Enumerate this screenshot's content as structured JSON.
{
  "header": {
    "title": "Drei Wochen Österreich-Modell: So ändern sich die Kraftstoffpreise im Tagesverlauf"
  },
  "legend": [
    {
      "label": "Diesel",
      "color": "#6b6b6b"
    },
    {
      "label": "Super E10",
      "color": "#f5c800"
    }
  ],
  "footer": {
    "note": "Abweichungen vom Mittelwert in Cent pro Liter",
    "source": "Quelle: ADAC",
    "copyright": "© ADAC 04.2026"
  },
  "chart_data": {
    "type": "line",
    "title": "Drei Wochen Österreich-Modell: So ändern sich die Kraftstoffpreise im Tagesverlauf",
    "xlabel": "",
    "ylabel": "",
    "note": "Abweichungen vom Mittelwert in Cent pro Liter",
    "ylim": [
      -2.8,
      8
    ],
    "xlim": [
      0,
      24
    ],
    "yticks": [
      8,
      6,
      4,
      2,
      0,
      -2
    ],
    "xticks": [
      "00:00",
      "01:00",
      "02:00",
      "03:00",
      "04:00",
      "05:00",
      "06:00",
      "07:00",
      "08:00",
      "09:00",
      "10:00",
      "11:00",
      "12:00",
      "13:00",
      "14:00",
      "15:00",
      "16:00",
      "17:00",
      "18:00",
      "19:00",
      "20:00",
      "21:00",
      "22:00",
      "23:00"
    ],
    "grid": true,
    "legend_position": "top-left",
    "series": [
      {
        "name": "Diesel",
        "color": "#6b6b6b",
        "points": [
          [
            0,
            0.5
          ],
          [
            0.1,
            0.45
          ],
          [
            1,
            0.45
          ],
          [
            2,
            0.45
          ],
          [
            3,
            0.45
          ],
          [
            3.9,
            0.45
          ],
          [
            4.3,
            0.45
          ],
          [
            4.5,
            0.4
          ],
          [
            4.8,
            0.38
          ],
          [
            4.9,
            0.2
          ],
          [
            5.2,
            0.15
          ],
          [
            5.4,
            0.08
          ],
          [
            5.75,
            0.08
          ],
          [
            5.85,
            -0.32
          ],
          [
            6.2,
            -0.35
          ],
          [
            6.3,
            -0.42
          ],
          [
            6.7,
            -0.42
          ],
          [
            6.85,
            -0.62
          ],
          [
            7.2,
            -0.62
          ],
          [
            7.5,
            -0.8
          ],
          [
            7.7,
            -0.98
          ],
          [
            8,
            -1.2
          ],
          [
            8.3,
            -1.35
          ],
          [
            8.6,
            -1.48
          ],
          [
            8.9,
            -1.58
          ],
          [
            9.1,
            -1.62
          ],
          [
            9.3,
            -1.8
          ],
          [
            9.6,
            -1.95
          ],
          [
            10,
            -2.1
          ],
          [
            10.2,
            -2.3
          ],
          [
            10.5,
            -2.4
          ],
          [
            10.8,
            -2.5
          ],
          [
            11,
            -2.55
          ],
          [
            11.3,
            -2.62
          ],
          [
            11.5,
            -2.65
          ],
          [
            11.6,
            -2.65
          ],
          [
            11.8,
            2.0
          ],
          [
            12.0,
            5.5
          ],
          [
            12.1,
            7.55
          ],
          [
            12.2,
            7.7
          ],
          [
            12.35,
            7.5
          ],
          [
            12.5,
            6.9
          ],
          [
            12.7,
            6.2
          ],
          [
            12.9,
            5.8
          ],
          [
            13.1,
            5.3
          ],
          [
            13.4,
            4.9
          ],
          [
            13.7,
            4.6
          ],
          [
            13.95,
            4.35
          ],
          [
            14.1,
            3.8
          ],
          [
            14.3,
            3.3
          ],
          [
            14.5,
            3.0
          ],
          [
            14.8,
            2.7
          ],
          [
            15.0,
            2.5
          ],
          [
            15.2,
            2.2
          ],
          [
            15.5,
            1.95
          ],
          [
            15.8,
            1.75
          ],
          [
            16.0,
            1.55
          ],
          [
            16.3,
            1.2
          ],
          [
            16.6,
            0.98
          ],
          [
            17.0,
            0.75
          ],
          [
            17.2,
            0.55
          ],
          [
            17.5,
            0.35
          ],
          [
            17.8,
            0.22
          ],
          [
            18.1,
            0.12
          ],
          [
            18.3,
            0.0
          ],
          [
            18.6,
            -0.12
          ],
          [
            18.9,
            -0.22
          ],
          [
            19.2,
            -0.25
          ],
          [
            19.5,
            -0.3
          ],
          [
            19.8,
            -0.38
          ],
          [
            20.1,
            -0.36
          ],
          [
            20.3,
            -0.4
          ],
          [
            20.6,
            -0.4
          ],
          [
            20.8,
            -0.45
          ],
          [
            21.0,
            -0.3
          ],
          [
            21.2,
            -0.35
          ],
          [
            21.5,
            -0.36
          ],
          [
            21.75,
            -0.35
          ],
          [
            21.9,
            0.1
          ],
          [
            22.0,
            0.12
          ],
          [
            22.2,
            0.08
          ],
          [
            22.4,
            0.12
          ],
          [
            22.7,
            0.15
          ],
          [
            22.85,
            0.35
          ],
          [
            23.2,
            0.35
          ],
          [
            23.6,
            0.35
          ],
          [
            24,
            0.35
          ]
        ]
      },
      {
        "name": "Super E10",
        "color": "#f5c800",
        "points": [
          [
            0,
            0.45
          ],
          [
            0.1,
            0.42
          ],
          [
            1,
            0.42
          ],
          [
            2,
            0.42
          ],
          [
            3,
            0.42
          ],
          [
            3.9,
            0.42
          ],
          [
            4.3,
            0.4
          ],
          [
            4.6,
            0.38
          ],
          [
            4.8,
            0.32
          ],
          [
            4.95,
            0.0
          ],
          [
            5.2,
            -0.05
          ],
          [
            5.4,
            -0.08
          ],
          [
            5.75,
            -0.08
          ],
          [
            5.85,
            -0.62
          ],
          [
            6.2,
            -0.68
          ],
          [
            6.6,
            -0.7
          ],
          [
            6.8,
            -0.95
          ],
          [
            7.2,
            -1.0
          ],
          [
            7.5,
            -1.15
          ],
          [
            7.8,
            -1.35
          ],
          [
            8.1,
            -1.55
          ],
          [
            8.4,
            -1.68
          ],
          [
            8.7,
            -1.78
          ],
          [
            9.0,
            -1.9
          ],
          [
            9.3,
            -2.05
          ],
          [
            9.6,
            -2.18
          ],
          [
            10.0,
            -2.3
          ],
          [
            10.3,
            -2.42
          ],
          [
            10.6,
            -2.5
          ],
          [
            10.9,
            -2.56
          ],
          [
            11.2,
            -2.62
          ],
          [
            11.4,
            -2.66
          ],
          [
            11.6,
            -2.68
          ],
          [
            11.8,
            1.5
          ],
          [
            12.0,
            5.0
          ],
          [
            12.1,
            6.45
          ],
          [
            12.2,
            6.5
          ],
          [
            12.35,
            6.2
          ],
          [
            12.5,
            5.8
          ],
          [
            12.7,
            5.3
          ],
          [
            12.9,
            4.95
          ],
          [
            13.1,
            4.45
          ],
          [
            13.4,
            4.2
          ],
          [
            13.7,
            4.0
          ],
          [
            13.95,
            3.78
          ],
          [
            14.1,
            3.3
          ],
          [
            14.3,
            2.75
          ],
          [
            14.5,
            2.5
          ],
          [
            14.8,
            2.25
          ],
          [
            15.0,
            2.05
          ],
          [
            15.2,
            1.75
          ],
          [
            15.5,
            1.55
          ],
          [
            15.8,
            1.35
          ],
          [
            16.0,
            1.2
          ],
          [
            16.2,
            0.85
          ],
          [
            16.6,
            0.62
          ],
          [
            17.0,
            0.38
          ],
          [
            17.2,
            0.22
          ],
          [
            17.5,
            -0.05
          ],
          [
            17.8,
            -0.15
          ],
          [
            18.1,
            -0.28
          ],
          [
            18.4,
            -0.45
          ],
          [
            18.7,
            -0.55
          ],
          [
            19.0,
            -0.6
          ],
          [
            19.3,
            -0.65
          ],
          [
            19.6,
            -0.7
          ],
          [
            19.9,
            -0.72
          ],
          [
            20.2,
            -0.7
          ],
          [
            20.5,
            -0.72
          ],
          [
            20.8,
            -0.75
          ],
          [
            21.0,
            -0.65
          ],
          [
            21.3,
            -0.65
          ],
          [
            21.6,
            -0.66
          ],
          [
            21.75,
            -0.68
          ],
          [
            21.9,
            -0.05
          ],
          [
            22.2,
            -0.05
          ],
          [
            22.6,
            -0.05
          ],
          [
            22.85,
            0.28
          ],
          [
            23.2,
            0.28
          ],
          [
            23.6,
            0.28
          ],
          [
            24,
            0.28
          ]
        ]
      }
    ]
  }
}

+ + +

* **WORK TO COMPLETE**
Among the lines of the data above, determine how many contain the word "title". Report the number alone.

* **WRITTEN REPLY**
2